▶ _EXERCISE GOAL_
Copy the records below without any change, from the start of the records through the line containing "score-cell: 82 <box>203 115 267 146</box>", including that line.

Bounding box annotations:
# # # #

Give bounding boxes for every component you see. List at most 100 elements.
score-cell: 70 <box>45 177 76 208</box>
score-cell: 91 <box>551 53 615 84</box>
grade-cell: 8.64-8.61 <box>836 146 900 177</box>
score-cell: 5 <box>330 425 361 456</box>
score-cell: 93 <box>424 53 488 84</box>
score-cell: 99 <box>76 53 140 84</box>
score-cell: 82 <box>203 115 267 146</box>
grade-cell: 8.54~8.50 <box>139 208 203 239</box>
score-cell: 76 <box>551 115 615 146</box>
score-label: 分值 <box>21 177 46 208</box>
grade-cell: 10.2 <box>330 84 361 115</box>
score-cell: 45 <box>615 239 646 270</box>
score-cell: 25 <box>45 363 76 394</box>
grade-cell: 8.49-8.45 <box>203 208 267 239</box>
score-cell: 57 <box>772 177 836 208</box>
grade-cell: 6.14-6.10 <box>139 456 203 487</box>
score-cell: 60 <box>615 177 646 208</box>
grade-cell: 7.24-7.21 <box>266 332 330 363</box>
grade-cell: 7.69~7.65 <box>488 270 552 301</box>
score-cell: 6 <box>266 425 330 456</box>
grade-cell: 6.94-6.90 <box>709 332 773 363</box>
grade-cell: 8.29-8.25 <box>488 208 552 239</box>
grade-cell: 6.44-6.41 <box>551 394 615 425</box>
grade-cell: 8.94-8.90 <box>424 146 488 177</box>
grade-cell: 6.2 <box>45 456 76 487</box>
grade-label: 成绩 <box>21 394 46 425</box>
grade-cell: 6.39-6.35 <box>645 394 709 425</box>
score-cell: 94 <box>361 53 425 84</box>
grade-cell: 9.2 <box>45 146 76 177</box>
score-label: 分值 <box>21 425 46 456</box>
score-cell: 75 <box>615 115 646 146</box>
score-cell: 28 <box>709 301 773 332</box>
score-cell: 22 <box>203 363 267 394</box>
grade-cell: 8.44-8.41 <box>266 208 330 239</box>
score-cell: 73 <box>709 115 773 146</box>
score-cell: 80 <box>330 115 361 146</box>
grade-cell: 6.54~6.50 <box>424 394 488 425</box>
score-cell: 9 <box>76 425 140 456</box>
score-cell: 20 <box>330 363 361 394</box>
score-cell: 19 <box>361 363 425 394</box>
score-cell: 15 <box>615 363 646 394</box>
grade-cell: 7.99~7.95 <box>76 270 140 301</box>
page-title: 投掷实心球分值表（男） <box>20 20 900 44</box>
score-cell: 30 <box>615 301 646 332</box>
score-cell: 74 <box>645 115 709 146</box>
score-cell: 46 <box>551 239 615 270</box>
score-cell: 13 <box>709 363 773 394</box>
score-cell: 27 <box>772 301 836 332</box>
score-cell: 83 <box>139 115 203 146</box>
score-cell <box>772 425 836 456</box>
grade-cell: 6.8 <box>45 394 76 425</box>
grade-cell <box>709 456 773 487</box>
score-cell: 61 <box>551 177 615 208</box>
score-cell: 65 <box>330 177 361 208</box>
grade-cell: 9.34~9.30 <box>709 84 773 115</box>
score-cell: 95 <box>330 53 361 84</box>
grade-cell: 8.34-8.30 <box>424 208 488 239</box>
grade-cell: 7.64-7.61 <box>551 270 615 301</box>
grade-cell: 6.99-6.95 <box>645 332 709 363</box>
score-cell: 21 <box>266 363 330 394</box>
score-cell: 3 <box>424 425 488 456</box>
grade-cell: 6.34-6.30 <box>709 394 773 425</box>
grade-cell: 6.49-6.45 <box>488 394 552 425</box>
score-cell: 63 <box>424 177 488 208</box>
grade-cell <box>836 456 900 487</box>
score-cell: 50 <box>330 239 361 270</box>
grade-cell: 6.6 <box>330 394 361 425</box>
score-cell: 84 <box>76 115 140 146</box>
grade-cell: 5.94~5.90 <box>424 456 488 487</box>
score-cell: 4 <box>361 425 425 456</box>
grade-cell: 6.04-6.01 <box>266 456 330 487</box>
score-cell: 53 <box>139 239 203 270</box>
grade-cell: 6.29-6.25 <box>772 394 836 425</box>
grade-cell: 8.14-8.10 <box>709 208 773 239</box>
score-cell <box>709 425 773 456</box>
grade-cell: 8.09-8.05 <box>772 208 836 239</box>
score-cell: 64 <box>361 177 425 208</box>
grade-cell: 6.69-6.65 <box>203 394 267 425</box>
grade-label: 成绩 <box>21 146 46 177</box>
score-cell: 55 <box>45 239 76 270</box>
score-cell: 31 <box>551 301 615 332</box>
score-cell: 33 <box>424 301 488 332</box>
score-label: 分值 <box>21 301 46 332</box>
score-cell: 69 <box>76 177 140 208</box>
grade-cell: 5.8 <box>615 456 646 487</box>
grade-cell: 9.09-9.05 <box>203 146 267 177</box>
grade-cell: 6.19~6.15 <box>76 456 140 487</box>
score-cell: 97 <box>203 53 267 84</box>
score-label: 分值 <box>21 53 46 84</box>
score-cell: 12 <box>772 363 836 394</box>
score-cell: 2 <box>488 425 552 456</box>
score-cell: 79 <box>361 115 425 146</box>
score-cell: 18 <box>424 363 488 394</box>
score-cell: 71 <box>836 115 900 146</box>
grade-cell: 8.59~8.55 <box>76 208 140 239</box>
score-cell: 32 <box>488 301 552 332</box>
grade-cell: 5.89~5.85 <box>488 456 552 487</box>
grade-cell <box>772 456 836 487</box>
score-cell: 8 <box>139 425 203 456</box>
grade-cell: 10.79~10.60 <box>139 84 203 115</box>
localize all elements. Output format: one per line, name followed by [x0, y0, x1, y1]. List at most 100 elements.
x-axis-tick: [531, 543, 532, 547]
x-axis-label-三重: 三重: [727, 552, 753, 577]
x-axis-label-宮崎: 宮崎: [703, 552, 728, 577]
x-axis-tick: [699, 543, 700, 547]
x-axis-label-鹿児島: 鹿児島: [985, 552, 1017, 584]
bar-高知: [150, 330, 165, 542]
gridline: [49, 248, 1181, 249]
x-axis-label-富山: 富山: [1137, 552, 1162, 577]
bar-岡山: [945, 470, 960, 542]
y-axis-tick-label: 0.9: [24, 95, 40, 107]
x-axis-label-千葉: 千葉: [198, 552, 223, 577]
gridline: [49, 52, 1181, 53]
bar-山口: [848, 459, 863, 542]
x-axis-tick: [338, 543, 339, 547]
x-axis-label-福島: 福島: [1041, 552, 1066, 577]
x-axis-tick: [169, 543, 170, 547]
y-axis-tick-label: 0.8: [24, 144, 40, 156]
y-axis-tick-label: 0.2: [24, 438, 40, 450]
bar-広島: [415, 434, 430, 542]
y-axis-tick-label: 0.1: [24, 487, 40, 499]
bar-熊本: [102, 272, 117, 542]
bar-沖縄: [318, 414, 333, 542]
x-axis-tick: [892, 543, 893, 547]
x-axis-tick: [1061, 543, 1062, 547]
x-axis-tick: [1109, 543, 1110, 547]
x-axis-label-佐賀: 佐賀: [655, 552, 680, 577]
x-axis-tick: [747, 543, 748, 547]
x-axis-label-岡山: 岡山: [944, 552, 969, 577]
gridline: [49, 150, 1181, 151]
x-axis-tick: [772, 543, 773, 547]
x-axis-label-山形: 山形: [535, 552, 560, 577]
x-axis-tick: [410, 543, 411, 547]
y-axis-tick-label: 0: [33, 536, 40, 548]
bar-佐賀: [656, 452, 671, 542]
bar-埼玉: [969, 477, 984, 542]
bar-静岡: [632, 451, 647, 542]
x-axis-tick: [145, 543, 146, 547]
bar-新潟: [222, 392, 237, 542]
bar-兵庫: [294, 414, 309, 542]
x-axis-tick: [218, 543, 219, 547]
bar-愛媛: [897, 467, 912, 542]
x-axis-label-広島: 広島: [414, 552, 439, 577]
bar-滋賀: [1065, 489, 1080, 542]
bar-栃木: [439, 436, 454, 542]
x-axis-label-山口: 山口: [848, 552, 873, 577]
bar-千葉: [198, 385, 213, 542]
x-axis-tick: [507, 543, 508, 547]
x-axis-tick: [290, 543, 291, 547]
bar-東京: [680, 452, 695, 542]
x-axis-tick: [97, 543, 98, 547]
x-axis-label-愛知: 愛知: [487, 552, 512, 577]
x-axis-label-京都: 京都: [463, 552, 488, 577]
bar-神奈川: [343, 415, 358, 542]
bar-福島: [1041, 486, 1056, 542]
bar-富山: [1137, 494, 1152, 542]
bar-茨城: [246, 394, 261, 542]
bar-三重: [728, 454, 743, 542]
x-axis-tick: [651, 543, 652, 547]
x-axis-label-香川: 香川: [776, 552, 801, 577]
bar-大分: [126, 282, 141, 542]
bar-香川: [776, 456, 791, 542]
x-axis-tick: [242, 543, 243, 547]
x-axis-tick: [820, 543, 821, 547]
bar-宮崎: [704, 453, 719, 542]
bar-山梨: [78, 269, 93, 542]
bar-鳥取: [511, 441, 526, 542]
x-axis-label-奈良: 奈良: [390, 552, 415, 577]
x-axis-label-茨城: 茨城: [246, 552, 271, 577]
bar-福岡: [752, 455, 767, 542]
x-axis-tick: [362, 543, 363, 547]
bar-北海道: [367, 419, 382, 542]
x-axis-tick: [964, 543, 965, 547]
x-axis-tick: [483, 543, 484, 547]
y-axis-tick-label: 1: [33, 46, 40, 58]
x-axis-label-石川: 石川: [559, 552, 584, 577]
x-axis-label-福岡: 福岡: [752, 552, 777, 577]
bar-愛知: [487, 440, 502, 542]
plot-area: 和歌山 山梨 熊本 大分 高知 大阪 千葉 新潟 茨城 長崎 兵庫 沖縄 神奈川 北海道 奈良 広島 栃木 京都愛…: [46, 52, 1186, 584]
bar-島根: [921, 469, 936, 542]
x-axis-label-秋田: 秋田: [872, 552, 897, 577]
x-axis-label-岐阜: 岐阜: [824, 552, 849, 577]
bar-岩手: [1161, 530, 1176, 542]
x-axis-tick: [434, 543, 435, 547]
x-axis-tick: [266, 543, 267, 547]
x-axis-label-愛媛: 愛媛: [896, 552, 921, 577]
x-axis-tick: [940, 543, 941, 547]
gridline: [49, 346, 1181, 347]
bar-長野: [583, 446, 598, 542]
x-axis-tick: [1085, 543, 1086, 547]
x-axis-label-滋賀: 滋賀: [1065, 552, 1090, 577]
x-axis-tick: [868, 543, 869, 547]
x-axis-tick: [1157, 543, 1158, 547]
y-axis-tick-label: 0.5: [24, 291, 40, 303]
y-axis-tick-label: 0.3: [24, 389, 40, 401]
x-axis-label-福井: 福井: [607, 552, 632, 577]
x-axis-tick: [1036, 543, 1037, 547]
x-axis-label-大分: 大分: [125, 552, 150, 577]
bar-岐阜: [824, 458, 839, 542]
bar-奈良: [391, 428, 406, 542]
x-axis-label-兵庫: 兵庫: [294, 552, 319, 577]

# # # #

▶ _SOLUTION FOR THIS TASK_
Give bounding boxes for every component you see. List at most 100 elements.
score-cell: 70 <box>45 177 76 208</box>
score-cell: 91 <box>551 53 615 84</box>
grade-cell: 8.64-8.61 <box>836 146 900 177</box>
score-cell: 5 <box>330 425 361 456</box>
score-cell: 93 <box>424 53 488 84</box>
score-cell: 99 <box>76 53 140 84</box>
score-cell: 82 <box>203 115 267 146</box>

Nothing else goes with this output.